▶ _YOUR INSTRUCTIONS_: Identify the lines that contain the string "gallery" and copy all of them.

[Collected data]
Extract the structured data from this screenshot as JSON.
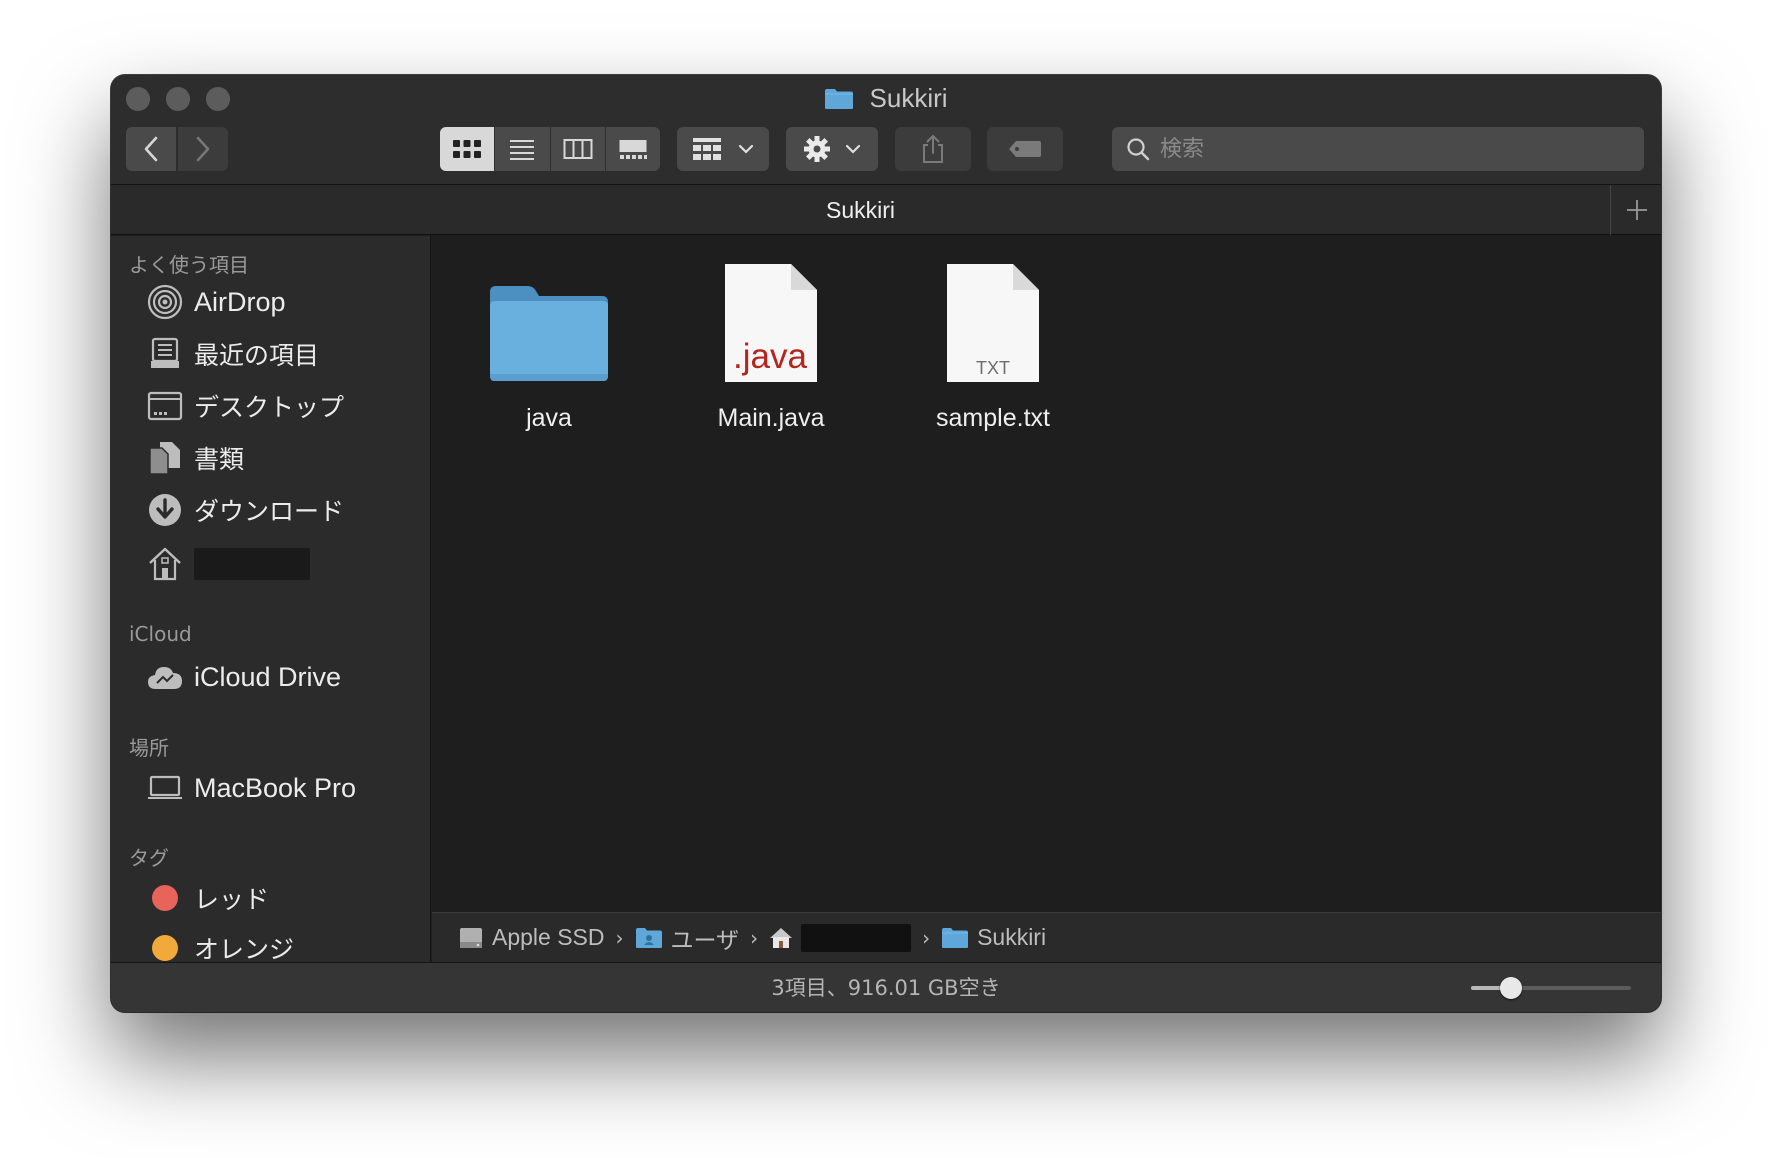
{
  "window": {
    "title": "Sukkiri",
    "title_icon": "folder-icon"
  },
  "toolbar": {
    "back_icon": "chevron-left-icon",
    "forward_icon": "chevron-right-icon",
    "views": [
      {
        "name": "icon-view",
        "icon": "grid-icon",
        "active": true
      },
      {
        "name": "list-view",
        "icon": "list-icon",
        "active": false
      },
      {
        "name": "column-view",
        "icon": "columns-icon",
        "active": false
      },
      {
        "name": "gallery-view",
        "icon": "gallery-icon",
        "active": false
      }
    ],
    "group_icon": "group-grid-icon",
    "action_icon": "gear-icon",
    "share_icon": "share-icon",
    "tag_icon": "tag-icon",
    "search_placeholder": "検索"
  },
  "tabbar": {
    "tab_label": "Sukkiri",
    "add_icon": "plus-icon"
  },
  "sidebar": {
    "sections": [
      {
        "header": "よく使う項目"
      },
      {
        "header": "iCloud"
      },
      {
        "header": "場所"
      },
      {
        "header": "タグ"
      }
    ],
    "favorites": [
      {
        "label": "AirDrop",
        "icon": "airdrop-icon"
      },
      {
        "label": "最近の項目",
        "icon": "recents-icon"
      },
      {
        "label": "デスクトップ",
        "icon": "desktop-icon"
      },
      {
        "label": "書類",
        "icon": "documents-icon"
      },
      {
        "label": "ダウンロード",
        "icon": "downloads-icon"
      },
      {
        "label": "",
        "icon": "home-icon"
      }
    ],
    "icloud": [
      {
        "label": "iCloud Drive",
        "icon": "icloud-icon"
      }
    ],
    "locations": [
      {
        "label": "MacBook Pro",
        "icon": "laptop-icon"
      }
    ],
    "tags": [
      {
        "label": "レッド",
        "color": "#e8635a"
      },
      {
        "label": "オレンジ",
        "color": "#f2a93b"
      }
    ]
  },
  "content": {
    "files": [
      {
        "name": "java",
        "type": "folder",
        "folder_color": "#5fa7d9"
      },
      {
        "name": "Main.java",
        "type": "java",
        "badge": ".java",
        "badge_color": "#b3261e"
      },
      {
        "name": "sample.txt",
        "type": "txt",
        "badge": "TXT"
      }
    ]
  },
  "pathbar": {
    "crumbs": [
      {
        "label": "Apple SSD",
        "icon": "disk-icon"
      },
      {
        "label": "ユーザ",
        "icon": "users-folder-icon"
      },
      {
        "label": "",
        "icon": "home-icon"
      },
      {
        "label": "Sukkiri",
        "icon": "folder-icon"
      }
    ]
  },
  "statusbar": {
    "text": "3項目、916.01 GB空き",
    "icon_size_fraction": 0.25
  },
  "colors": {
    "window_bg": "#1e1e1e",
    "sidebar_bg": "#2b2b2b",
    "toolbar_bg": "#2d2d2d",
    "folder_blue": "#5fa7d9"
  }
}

▶ _REPLY TO THE EXERCISE_:
        "name": "gallery-view",
        "icon": "gallery-icon",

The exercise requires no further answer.